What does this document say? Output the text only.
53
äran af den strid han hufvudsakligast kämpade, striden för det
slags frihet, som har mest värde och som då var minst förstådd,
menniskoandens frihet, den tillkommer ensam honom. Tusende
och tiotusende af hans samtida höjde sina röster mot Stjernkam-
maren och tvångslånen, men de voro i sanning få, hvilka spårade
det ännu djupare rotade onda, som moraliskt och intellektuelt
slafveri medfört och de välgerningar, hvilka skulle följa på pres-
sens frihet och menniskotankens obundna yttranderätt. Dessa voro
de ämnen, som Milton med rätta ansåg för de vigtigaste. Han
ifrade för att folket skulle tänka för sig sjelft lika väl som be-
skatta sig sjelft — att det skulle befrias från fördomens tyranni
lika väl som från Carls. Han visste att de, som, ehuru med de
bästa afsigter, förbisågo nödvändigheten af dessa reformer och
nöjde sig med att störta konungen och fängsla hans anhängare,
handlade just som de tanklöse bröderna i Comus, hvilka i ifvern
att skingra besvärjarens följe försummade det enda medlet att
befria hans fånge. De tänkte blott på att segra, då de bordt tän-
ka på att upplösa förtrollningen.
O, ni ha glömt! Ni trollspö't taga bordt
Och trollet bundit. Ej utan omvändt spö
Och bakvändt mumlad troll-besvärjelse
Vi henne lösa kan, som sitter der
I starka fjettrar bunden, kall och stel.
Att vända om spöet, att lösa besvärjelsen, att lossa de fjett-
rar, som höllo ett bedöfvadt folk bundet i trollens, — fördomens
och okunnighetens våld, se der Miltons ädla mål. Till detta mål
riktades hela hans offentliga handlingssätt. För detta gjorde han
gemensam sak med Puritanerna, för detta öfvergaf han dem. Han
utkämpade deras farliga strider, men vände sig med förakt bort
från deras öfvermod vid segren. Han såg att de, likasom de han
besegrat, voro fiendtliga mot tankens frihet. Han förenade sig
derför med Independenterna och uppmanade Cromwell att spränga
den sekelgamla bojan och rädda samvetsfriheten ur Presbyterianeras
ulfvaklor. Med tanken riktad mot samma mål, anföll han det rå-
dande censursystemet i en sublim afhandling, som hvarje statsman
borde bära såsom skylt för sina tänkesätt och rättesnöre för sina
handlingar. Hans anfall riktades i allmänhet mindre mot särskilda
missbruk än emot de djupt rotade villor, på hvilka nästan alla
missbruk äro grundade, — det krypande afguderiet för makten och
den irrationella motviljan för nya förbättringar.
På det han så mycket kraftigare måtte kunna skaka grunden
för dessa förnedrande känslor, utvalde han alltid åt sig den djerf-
----
- GIVEN REQUEST -
Transcribe every entry word for word.

- ANSWER IN FULL -
What does this document say? Output the text only.
53
äran af den strid han hufvudsakligast kämpade, striden för det
slags frihet, som har mest värde och som då var minst förstådd,
menniskoandens frihet, den tillkommer ensam honom. Tusende
och tiotusende af hans samtida höjde sina röster mot Stjernkam-
maren och tvångslånen, men de voro i sanning få, hvilka spårade
det ännu djupare rotade onda, som moraliskt och intellektuelt
slafveri medfört och de välgerningar, hvilka skulle följa på pres-
sens frihet och menniskotankens obundna yttranderätt. Dessa voro
de ämnen, som Milton med rätta ansåg för de vigtigaste. Han
ifrade för att folket skulle tänka för sig sjelft lika väl som be-
skatta sig sjelft — att det skulle befrias från fördomens tyranni
lika väl som från Carls. Han visste att de, som, ehuru med de
bästa afsigter, förbisågo nödvändigheten af dessa reformer och
nöjde sig med att störta konungen och fängsla hans anhängare,
handlade just som de tanklöse bröderna i Comus, hvilka i ifvern
att skingra besvärjarens följe försummade det enda medlet att
befria hans fånge. De tänkte blott på att segra, då de bordt tän-
ka på att upplösa förtrollningen.
O, ni ha glömt! Ni trollspö't taga bordt
Och trollet bundit. Ej utan omvändt spö
Och bakvändt mumlad troll-besvärjelse
Vi henne lösa kan, som sitter der
I starka fjettrar bunden, kall och stel.
Att vända om spöet, att lösa besvärjelsen, att lossa de fjett-
rar, som höllo ett bedöfvadt folk bundet i trollens, — fördomens
och okunnighetens våld, se der Miltons ädla mål. Till detta mål
riktades hela hans offentliga handlingssätt. För detta gjorde han
gemensam sak med Puritanerna, för detta öfvergaf han dem. Han
utkämpade deras farliga strider, men vände sig med förakt bort
från deras öfvermod vid segren. Han såg att de, likasom de han
besegrat, voro fiendtliga mot tankens frihet. Han förenade sig
derför med Independenterna och uppmanade Cromwell att spränga
den sekelgamla bojan och rädda samvetsfriheten ur Presbyterianeras
ulfvaklor. Med tanken riktad mot samma mål, anföll han det rå-
dande censursystemet i en sublim afhandling, som hvarje statsman
borde bära såsom skylt för sina tänkesätt och rättesnöre för sina
handlingar. Hans anfall riktades i allmänhet mindre mot särskilda
missbruk än emot de djupt rotade villor, på hvilka nästan alla
missbruk äro grundade, — det krypande afguderiet för makten och
den irrationella motviljan för nya förbättringar.
På det han så mycket kraftigare måtte kunna skaka grunden
för dessa förnedrande känslor, utvalde han alltid åt sig den djerf-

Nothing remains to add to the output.